● INSTRUCTIONS TO FOLLOW:
Each line that holds the word "name" counts once; report how many lines do so and nothing else.

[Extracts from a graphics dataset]
>> BEGIN
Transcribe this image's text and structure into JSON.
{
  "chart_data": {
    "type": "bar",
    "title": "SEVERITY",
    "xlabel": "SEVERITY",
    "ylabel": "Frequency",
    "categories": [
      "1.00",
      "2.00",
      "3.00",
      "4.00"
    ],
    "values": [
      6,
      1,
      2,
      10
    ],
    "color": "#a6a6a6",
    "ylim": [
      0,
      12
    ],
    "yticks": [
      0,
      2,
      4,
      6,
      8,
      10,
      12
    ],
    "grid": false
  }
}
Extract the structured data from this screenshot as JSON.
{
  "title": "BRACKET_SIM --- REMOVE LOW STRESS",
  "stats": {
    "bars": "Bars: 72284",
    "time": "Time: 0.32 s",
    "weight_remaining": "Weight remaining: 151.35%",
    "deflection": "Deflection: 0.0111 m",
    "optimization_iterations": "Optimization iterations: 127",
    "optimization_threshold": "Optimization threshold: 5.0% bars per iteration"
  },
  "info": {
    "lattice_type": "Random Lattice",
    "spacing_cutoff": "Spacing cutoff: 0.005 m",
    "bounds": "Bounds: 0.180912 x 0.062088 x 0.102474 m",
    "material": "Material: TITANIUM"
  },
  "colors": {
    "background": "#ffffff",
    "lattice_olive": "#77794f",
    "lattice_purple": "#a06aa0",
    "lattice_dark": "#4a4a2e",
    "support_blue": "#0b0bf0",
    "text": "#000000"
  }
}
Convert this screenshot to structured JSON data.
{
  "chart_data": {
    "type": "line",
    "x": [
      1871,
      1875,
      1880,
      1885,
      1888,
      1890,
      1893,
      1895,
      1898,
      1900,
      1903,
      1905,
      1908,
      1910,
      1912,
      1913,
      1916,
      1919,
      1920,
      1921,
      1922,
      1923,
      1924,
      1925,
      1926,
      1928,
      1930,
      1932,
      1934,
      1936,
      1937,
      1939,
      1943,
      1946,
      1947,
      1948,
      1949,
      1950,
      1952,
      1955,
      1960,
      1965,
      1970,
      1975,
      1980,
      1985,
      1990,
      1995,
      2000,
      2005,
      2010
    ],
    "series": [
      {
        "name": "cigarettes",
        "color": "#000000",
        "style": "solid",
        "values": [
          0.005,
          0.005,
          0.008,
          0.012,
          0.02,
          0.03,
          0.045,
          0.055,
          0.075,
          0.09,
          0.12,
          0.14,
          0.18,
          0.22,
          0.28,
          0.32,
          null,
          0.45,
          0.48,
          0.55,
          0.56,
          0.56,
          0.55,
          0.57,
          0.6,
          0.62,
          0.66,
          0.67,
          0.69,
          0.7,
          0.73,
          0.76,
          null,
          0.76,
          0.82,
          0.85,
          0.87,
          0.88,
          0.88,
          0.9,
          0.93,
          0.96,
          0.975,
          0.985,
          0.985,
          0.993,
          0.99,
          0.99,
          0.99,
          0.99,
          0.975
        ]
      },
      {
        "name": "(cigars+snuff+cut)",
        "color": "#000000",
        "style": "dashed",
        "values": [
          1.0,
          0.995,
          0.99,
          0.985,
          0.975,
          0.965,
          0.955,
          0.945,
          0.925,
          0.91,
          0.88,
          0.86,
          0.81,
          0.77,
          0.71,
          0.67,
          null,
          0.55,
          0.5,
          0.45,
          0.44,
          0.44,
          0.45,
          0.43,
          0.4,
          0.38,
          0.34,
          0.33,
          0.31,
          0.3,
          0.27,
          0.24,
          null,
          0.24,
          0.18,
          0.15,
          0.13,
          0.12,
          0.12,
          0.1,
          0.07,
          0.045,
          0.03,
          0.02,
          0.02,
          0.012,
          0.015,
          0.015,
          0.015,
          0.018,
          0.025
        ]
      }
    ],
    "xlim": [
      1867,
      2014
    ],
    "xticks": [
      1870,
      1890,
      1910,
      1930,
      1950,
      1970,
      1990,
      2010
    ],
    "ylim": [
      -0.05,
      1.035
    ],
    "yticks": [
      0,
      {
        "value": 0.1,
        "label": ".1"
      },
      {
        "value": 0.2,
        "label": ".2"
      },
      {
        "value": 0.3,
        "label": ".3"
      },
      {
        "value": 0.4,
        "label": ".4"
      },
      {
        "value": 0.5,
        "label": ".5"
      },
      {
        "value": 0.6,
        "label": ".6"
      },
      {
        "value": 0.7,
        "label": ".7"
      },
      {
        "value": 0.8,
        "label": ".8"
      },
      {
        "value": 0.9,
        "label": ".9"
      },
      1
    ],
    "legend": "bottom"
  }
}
>> END
>> BEGIN
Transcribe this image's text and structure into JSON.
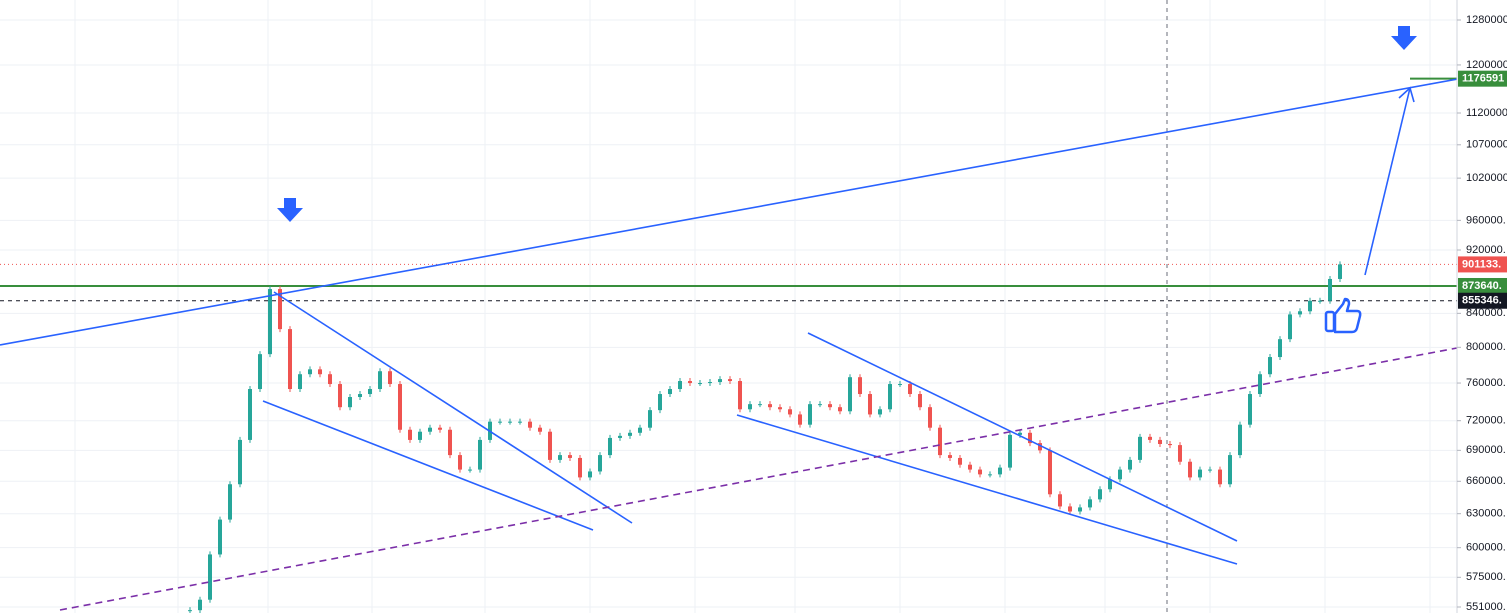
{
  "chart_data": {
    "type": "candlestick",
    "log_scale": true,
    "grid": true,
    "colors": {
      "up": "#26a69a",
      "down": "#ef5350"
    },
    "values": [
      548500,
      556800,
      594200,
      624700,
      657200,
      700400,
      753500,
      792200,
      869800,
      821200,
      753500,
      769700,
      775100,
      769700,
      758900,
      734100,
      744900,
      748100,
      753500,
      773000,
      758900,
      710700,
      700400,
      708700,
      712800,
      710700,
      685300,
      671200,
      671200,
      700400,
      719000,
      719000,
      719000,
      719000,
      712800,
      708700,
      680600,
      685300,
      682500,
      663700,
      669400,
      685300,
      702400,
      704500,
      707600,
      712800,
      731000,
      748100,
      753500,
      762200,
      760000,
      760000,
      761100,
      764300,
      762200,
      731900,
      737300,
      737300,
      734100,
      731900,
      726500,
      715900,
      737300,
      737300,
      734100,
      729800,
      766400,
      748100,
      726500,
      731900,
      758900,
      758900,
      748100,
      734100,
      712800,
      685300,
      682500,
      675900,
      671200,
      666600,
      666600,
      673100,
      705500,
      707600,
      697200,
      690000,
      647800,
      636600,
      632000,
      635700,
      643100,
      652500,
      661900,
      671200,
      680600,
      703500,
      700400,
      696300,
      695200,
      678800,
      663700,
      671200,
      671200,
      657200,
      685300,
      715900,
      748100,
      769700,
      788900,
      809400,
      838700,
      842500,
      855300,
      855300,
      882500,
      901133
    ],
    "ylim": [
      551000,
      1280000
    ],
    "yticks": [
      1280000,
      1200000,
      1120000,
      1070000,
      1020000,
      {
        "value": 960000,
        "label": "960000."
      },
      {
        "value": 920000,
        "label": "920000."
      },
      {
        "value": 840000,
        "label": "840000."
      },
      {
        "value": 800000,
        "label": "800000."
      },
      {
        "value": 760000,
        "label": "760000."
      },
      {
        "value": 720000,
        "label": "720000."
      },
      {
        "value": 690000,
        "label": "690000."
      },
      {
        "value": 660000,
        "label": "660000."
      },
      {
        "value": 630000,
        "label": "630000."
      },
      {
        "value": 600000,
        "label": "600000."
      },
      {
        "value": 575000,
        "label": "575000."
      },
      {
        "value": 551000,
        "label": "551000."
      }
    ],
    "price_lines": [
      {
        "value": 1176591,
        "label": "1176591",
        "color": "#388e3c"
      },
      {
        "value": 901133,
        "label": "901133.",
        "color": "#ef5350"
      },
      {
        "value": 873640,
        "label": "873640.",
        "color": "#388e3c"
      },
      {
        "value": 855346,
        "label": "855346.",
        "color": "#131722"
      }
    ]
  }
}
>> END
● ANSWER TO THIS EXERCISE:
2